- _OBJECTIVE_
Find the lines with "documentation" in them and copy them out.

(Data records)
==*==

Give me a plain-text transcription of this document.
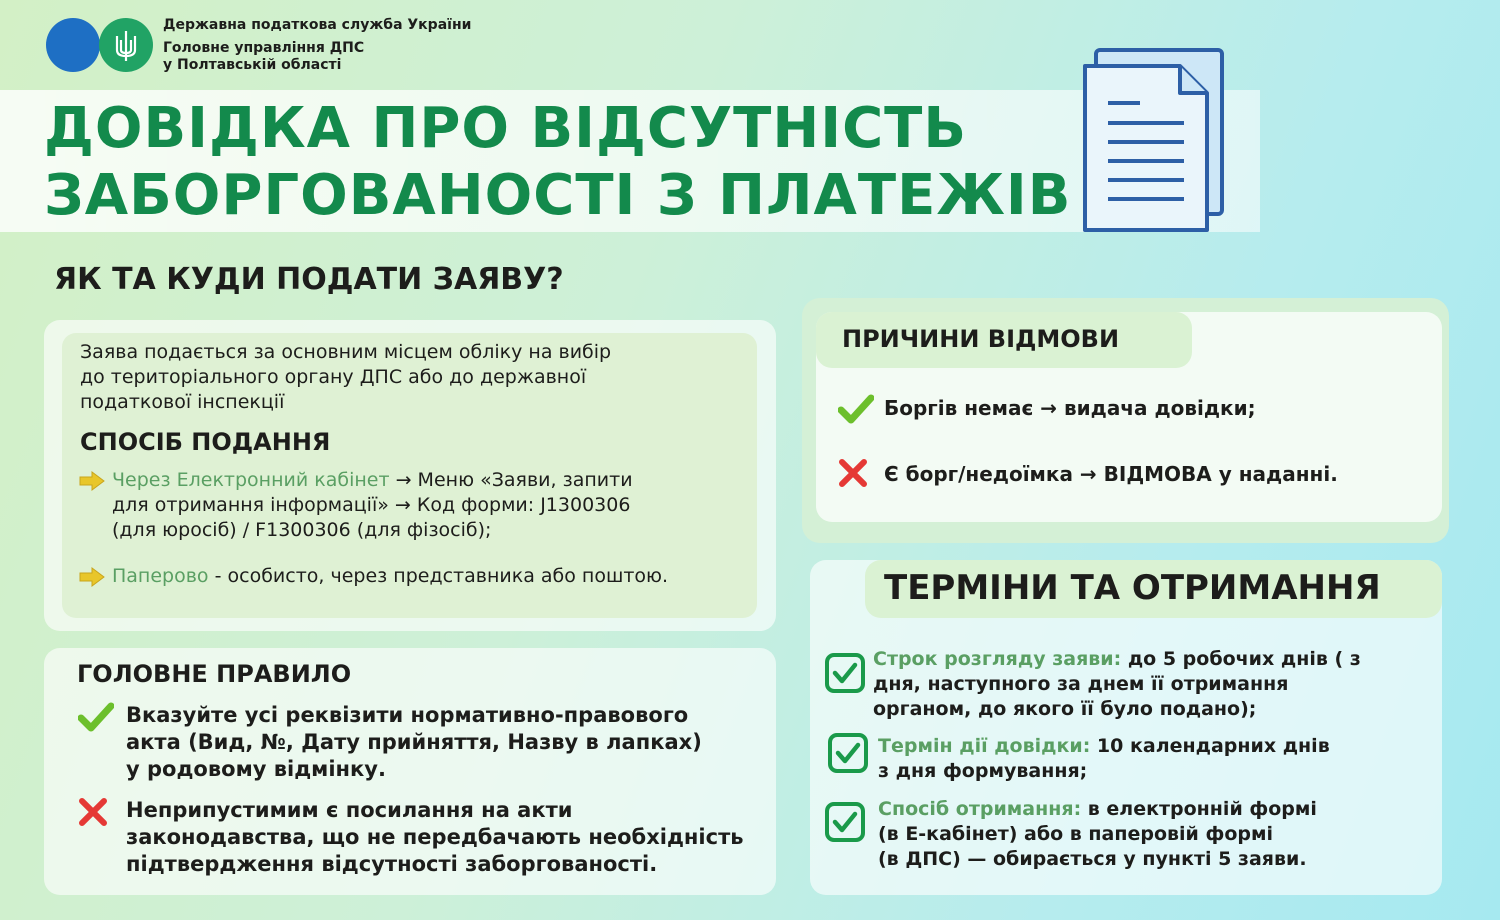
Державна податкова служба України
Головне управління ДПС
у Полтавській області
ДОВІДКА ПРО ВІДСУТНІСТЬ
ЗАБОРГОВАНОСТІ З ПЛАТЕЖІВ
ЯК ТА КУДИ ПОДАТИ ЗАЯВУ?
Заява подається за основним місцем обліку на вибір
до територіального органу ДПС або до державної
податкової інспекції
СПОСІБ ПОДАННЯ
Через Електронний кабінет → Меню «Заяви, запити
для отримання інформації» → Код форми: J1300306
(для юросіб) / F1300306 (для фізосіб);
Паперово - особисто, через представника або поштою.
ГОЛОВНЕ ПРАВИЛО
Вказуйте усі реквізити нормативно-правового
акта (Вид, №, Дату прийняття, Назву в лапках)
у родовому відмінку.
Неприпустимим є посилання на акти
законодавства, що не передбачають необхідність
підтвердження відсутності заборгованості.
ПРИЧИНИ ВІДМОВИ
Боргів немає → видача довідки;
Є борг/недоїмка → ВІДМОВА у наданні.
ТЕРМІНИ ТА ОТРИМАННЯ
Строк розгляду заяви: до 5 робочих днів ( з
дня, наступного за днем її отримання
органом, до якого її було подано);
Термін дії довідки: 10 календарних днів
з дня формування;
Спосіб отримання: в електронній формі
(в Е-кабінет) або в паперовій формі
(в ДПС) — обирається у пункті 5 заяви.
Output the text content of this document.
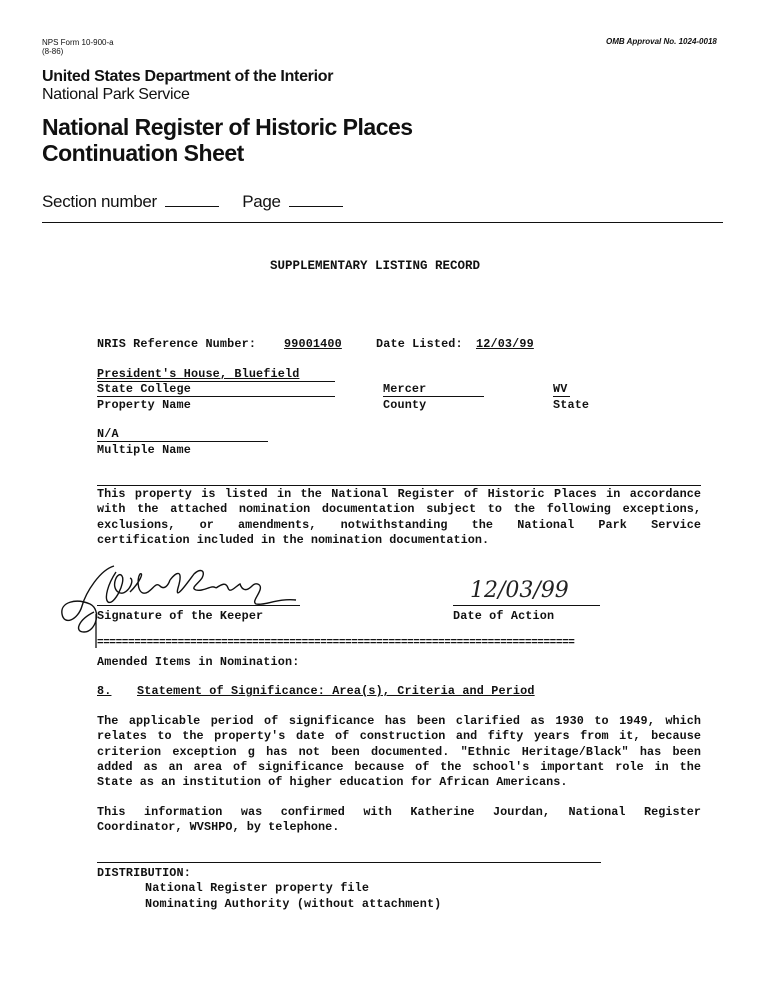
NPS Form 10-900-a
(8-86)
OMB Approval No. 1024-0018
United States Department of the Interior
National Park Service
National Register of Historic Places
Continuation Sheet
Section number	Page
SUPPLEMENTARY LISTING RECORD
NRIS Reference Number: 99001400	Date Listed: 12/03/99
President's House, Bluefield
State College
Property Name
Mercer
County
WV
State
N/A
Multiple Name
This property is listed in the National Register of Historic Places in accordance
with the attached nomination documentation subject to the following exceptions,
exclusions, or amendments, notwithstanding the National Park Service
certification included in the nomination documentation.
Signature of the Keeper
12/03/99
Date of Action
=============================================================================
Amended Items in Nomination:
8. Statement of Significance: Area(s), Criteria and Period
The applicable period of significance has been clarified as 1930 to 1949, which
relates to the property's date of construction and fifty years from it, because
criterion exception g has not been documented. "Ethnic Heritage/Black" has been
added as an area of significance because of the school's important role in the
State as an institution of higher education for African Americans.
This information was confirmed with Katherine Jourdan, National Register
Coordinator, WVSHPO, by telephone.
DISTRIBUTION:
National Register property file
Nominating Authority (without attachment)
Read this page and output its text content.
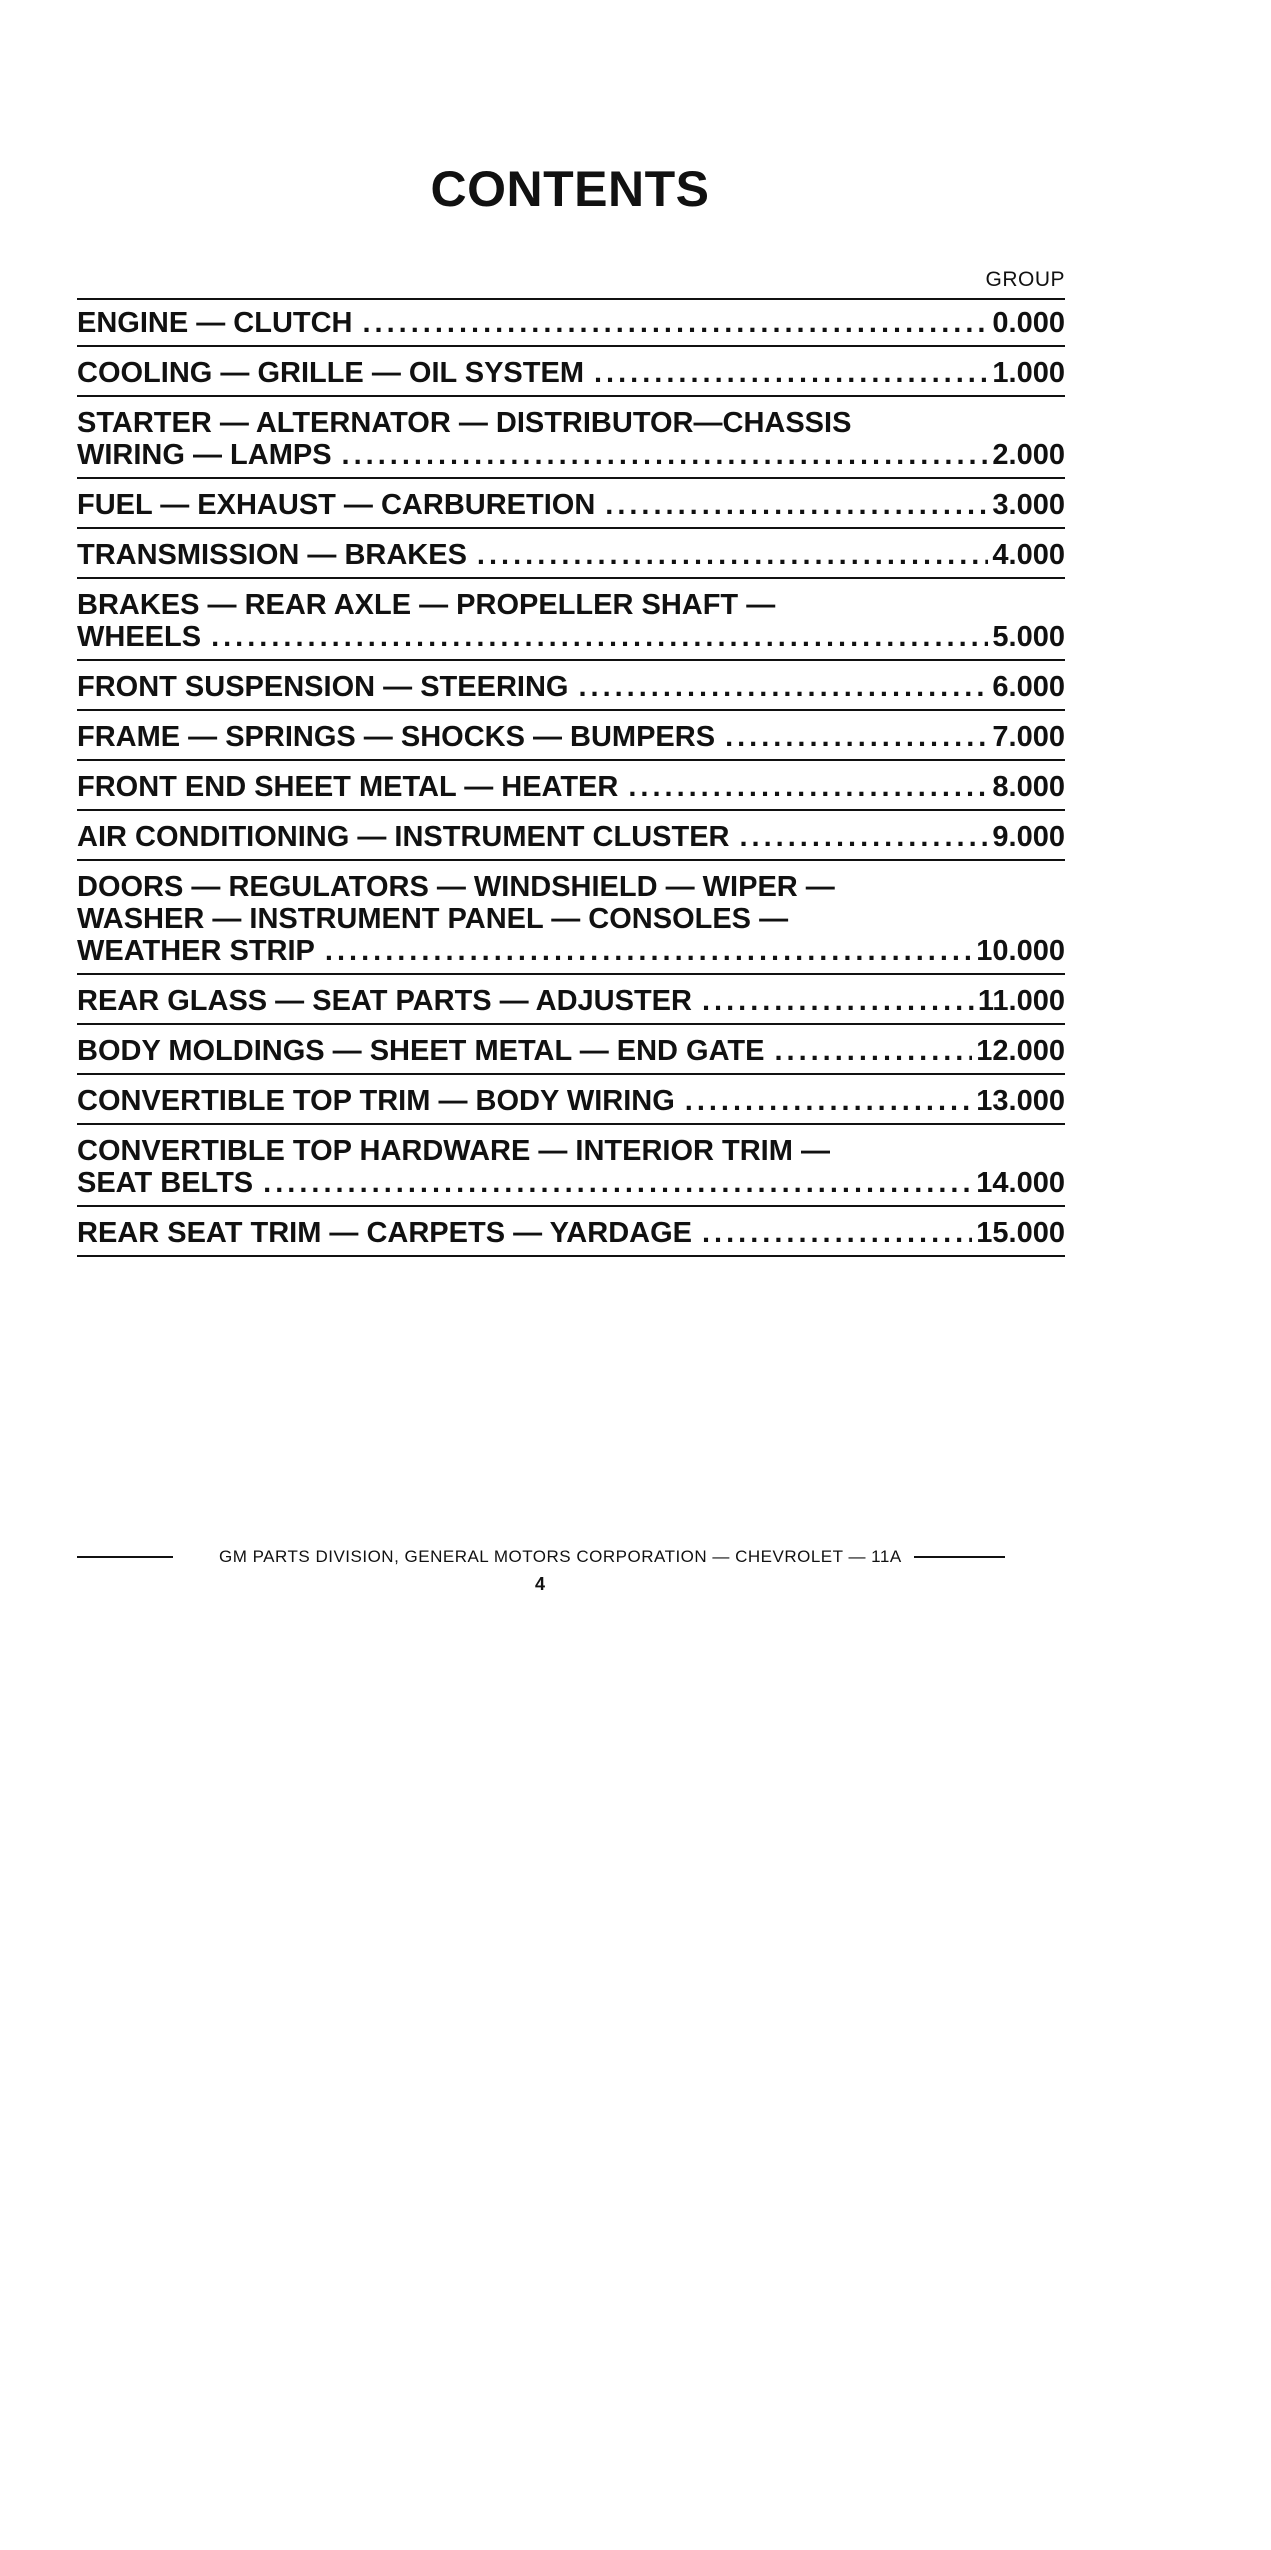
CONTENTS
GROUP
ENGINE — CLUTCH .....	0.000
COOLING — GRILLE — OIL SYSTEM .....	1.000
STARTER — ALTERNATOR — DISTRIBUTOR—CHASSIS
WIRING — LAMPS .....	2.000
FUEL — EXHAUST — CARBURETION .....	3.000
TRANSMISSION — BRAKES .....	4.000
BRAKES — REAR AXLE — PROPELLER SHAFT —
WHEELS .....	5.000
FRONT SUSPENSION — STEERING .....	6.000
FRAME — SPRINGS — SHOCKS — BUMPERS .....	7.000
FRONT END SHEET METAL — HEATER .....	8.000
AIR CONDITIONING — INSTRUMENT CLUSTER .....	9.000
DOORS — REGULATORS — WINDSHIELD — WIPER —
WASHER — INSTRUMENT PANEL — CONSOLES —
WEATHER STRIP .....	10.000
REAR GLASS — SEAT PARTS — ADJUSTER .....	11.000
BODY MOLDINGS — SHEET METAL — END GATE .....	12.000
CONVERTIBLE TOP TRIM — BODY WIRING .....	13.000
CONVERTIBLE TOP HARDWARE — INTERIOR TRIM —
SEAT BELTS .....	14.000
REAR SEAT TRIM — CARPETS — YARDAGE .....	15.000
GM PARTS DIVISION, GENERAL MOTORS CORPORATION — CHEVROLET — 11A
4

==*==

- _WRITTEN RESPONSE_
with the attached nomination documentation subject to the following exceptions,
certification included in the nomination documentation.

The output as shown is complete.